*** GIVEN DATA ***

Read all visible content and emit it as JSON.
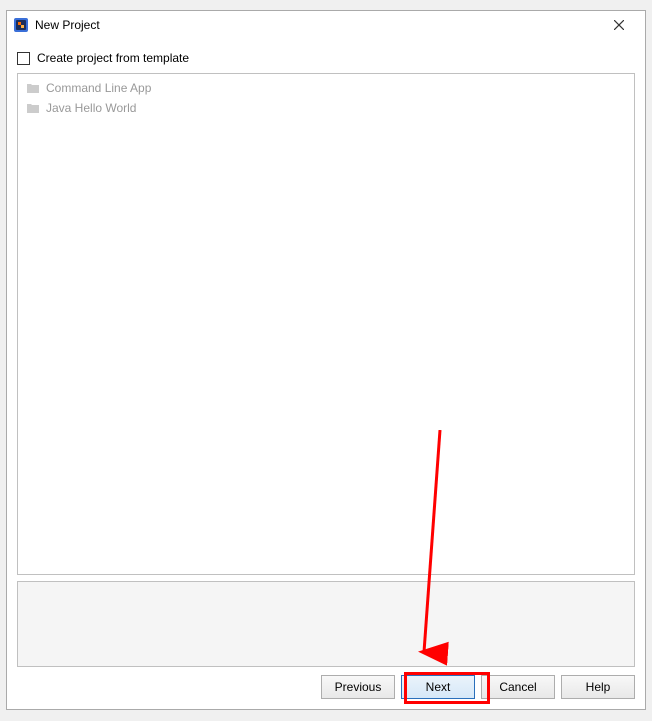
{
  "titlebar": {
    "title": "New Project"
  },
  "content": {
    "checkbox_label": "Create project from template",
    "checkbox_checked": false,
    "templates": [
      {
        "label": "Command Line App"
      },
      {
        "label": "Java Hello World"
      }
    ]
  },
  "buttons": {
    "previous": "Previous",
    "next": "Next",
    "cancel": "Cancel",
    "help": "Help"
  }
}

***

TASK PROMPT: Pictures are to be left out; all else in the entries above is to be quoted exactly.

RESPONSE TO THE EXERCISE:
Read all visible content and emit it as JSON.
{
  "titlebar": {
    "title": "New Project"
  },
  "content": {
    "checkbox_label": "Create project from template",
    "checkbox_checked": false,
    "templates": [
      {
        "label": "Command Line App"
      },
      {
        "label": "Java Hello World"
      }
    ]
  },
  "buttons": {
    "previous": "Previous",
    "next": "Next",
    "cancel": "Cancel",
    "help": "Help"
  }
}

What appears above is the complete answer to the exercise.